### WHAT YOU NEED TO DO
Reproduce the closing part of the entries exactly: the line with "What text is on this page?" and all lines after it, ending with the last line, and nothing else.

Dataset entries
• • • • •

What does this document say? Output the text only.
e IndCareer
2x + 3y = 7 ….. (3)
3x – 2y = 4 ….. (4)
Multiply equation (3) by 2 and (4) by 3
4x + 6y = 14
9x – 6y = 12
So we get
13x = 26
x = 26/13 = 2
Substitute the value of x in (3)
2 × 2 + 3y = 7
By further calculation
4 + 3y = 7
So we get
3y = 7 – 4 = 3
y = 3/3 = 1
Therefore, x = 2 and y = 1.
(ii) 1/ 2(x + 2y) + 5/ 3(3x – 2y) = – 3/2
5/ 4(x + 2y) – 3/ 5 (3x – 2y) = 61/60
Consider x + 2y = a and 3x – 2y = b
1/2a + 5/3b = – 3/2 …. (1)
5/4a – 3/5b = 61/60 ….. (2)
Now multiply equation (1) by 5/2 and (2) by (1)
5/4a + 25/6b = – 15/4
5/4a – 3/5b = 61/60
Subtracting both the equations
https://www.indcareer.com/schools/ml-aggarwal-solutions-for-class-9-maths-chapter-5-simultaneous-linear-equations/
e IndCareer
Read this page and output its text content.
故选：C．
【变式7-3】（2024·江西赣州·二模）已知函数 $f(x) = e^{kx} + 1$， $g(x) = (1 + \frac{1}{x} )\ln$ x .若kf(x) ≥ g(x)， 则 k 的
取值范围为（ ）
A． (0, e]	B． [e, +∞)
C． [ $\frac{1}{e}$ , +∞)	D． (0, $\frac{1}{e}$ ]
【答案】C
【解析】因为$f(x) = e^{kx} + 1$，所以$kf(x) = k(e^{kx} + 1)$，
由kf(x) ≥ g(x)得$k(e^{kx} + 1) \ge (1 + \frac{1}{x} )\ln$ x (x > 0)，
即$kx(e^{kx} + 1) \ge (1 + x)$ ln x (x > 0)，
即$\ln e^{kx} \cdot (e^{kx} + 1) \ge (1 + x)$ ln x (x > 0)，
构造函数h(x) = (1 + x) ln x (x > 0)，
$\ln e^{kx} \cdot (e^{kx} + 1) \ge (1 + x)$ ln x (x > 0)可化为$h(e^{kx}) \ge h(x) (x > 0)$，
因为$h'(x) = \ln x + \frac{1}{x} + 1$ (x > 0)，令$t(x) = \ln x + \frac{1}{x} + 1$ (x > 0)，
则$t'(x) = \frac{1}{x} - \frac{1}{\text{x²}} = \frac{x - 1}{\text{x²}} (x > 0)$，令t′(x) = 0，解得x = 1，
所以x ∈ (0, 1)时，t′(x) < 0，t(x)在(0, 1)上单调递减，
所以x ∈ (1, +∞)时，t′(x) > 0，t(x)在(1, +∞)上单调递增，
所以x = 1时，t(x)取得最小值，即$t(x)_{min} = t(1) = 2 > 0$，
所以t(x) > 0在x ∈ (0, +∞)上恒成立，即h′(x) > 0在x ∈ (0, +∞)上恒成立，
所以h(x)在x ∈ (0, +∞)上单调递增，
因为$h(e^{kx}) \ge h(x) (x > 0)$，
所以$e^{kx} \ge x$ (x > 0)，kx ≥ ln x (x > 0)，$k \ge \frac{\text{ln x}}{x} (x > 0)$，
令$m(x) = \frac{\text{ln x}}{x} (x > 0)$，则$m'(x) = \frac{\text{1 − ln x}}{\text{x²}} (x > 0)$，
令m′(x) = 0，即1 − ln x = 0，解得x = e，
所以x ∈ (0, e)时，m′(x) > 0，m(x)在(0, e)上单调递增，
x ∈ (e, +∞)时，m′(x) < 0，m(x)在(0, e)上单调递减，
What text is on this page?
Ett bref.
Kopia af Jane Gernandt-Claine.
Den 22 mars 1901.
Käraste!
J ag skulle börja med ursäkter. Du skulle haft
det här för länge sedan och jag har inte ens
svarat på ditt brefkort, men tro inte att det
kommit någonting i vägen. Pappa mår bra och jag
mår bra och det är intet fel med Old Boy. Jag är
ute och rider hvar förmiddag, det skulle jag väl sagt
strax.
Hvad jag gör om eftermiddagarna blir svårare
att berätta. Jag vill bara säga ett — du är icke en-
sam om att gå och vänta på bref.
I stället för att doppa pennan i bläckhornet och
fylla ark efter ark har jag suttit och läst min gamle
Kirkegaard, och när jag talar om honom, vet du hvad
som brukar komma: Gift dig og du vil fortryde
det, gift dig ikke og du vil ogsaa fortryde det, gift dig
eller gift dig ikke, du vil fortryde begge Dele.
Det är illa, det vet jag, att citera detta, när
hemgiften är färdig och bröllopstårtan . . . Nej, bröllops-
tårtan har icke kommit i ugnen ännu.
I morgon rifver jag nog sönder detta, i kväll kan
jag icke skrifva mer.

• • • • •

### THE ANSWER
What text is on this page?
Ett bref.
Kopia af Jane Gernandt-Claine.
Den 22 mars 1901.
Käraste!
J ag skulle börja med ursäkter. Du skulle haft
det här för länge sedan och jag har inte ens
svarat på ditt brefkort, men tro inte att det
kommit någonting i vägen. Pappa mår bra och jag
mår bra och det är intet fel med Old Boy. Jag är
ute och rider hvar förmiddag, det skulle jag väl sagt
strax.
Hvad jag gör om eftermiddagarna blir svårare
att berätta. Jag vill bara säga ett — du är icke en-
sam om att gå och vänta på bref.
I stället för att doppa pennan i bläckhornet och
fylla ark efter ark har jag suttit och läst min gamle
Kirkegaard, och när jag talar om honom, vet du hvad
som brukar komma: Gift dig og du vil fortryde
det, gift dig ikke og du vil ogsaa fortryde det, gift dig
eller gift dig ikke, du vil fortryde begge Dele.
Det är illa, det vet jag, att citera detta, när
hemgiften är färdig och bröllopstårtan . . . Nej, bröllops-
tårtan har icke kommit i ugnen ännu.
I morgon rifver jag nog sönder detta, i kväll kan
jag icke skrifva mer.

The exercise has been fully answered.